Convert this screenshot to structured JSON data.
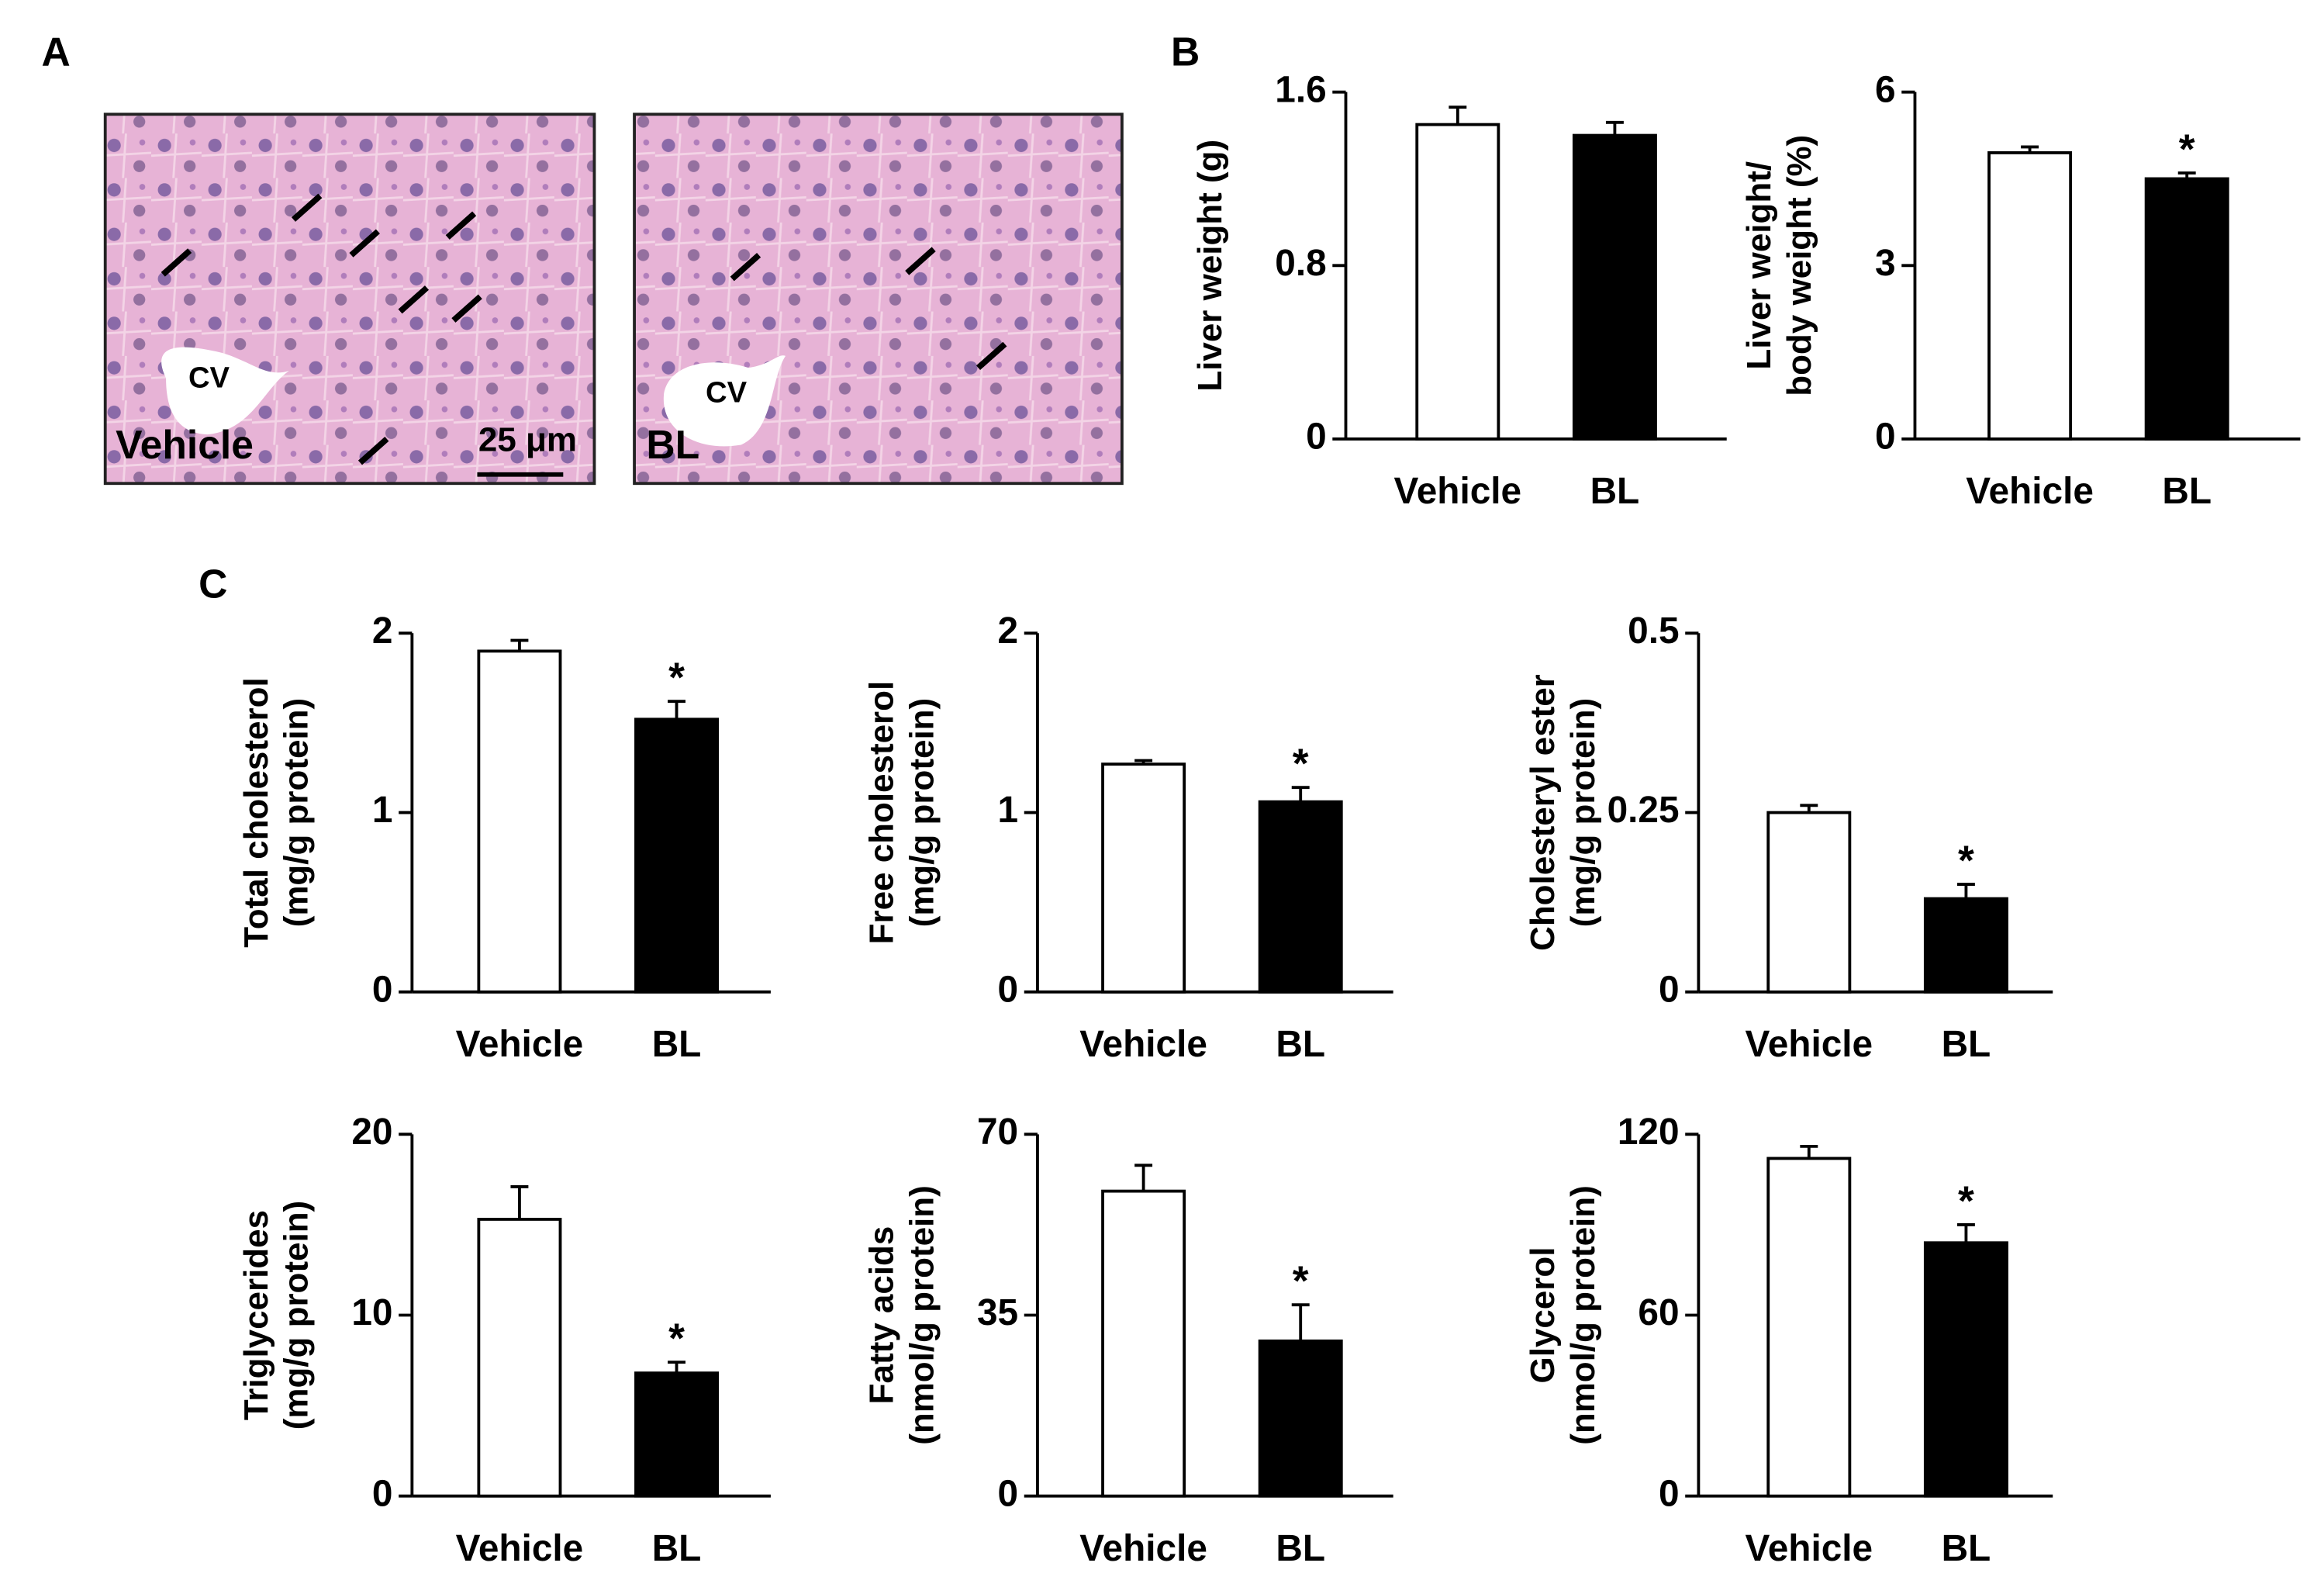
{
  "panels": [
    "A",
    "B",
    "C"
  ],
  "micrographs": [
    {
      "label": "Vehicle",
      "vessel": "CV",
      "scale_bar": "25 μm"
    },
    {
      "label": "BL",
      "vessel": "CV"
    }
  ],
  "chart_data": [
    {
      "type": "bar",
      "ylabel": [
        "Liver weight (g)"
      ],
      "categories": [
        "Vehicle",
        "BL"
      ],
      "values": [
        1.45,
        1.4
      ],
      "errors": [
        0.08,
        0.06
      ],
      "colors": [
        "#ffffff",
        "#000000"
      ],
      "significance": [
        null,
        null
      ],
      "ylim": [
        0,
        1.6
      ],
      "yticks": [
        0,
        0.8,
        1.6
      ]
    },
    {
      "type": "bar",
      "ylabel": [
        "Liver weight/",
        "body weight (%)"
      ],
      "categories": [
        "Vehicle",
        "BL"
      ],
      "values": [
        4.95,
        4.5
      ],
      "errors": [
        0.1,
        0.1
      ],
      "colors": [
        "#ffffff",
        "#000000"
      ],
      "significance": [
        null,
        "*"
      ],
      "ylim": [
        0,
        6
      ],
      "yticks": [
        0,
        3,
        6
      ]
    },
    {
      "type": "bar",
      "ylabel": [
        "Total cholesterol",
        "(mg/g protein)"
      ],
      "categories": [
        "Vehicle",
        "BL"
      ],
      "values": [
        1.9,
        1.52
      ],
      "errors": [
        0.06,
        0.1
      ],
      "colors": [
        "#ffffff",
        "#000000"
      ],
      "significance": [
        null,
        "*"
      ],
      "ylim": [
        0,
        2
      ],
      "yticks": [
        0,
        1,
        2
      ]
    },
    {
      "type": "bar",
      "ylabel": [
        "Free cholesterol",
        "(mg/g protein)"
      ],
      "categories": [
        "Vehicle",
        "BL"
      ],
      "values": [
        1.27,
        1.06
      ],
      "errors": [
        0.02,
        0.08
      ],
      "colors": [
        "#ffffff",
        "#000000"
      ],
      "significance": [
        null,
        "*"
      ],
      "ylim": [
        0,
        2
      ],
      "yticks": [
        0,
        1,
        2
      ]
    },
    {
      "type": "bar",
      "ylabel": [
        "Cholesteryl ester",
        "(mg/g protein)"
      ],
      "categories": [
        "Vehicle",
        "BL"
      ],
      "values": [
        0.25,
        0.13
      ],
      "errors": [
        0.01,
        0.02
      ],
      "colors": [
        "#ffffff",
        "#000000"
      ],
      "significance": [
        null,
        "*"
      ],
      "ylim": [
        0,
        0.5
      ],
      "yticks": [
        0,
        0.25,
        0.5
      ]
    },
    {
      "type": "bar",
      "ylabel": [
        "Triglycerides",
        "(mg/g protein)"
      ],
      "categories": [
        "Vehicle",
        "BL"
      ],
      "values": [
        15.3,
        6.8
      ],
      "errors": [
        1.8,
        0.6
      ],
      "colors": [
        "#ffffff",
        "#000000"
      ],
      "significance": [
        null,
        "*"
      ],
      "ylim": [
        0,
        20
      ],
      "yticks": [
        0,
        10,
        20
      ]
    },
    {
      "type": "bar",
      "ylabel": [
        "Fatty acids",
        "(nmol/g protein)"
      ],
      "categories": [
        "Vehicle",
        "BL"
      ],
      "values": [
        59,
        30
      ],
      "errors": [
        5,
        7
      ],
      "colors": [
        "#ffffff",
        "#000000"
      ],
      "significance": [
        null,
        "*"
      ],
      "ylim": [
        0,
        70
      ],
      "yticks": [
        0,
        35,
        70
      ]
    },
    {
      "type": "bar",
      "ylabel": [
        "Glycerol",
        "(nmol/g protein)"
      ],
      "categories": [
        "Vehicle",
        "BL"
      ],
      "values": [
        112,
        84
      ],
      "errors": [
        4,
        6
      ],
      "colors": [
        "#ffffff",
        "#000000"
      ],
      "significance": [
        null,
        "*"
      ],
      "ylim": [
        0,
        120
      ],
      "yticks": [
        0,
        60,
        120
      ]
    }
  ]
}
· · ·
◆ Problem description ◆
Using the data above, return each line that includes the word "weight".

◆ Exercise output ◆
        "Liver weight (g)"
        "Liver weight/",
        "body weight (%)"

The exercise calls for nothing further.